### SET EXERCISE
Report all lines from the entries below in which "screenshot" appears.
begin DATA FOR THIS EXERCISE
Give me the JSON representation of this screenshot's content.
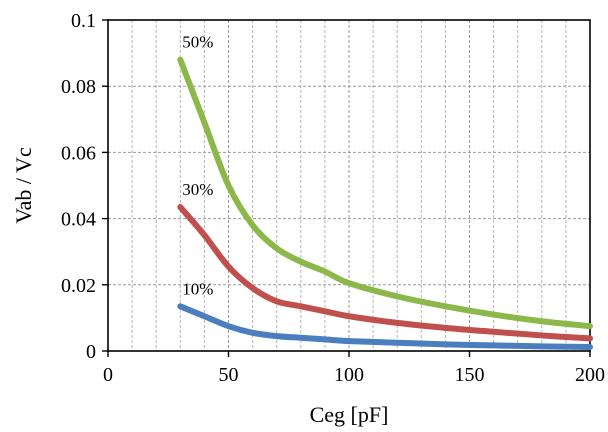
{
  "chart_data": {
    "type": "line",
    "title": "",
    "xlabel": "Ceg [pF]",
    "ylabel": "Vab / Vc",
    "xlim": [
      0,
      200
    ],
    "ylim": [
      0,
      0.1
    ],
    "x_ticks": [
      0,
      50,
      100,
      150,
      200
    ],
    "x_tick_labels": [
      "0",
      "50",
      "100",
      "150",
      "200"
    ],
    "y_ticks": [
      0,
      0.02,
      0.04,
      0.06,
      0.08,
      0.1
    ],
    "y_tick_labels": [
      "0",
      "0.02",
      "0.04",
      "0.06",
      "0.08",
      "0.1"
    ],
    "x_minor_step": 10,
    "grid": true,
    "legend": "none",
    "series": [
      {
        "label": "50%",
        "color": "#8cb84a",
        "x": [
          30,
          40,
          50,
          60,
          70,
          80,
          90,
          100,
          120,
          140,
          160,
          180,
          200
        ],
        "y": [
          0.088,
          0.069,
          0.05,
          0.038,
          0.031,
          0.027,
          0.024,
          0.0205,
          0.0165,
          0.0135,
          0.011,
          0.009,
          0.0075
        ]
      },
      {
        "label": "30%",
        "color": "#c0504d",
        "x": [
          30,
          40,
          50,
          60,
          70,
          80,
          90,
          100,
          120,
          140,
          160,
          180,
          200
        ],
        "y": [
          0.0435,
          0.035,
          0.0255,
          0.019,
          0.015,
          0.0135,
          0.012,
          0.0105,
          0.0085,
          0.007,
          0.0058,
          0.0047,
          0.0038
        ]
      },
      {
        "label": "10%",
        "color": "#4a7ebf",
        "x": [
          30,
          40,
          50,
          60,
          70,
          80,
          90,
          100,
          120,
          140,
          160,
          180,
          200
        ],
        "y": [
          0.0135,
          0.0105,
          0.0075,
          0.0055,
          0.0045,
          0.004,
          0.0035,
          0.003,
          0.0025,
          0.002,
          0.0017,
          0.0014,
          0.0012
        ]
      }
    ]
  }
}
end DATA FOR THIS EXERCISE
begin DATA FOR THIS EXERCISE
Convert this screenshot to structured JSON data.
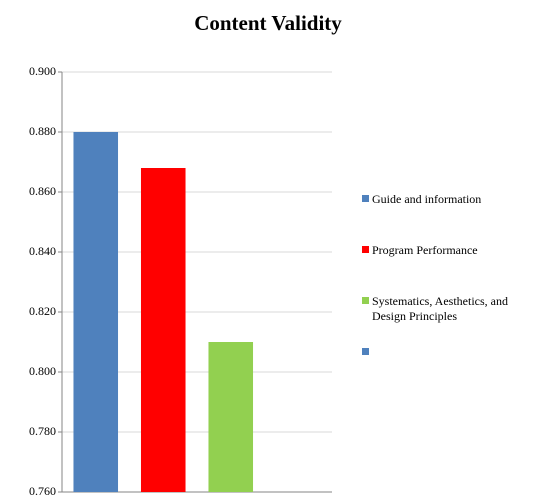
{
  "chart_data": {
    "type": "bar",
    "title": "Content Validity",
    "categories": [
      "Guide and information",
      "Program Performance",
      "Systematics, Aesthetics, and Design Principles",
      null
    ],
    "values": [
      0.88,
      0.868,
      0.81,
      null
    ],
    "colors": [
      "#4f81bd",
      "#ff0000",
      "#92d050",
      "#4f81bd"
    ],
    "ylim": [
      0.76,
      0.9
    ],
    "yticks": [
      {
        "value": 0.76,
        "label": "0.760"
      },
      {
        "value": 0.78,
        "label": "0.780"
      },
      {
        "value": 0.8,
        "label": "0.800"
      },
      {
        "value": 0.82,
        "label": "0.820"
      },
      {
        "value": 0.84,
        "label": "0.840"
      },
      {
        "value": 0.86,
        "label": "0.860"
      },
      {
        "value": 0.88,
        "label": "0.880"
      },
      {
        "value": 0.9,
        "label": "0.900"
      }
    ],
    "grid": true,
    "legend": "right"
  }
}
end DATA FOR THIS EXERCISE
### THE RESPONSE
Give me the JSON representation of this screenshot's content.
Convert this screenshot to structured JSON data.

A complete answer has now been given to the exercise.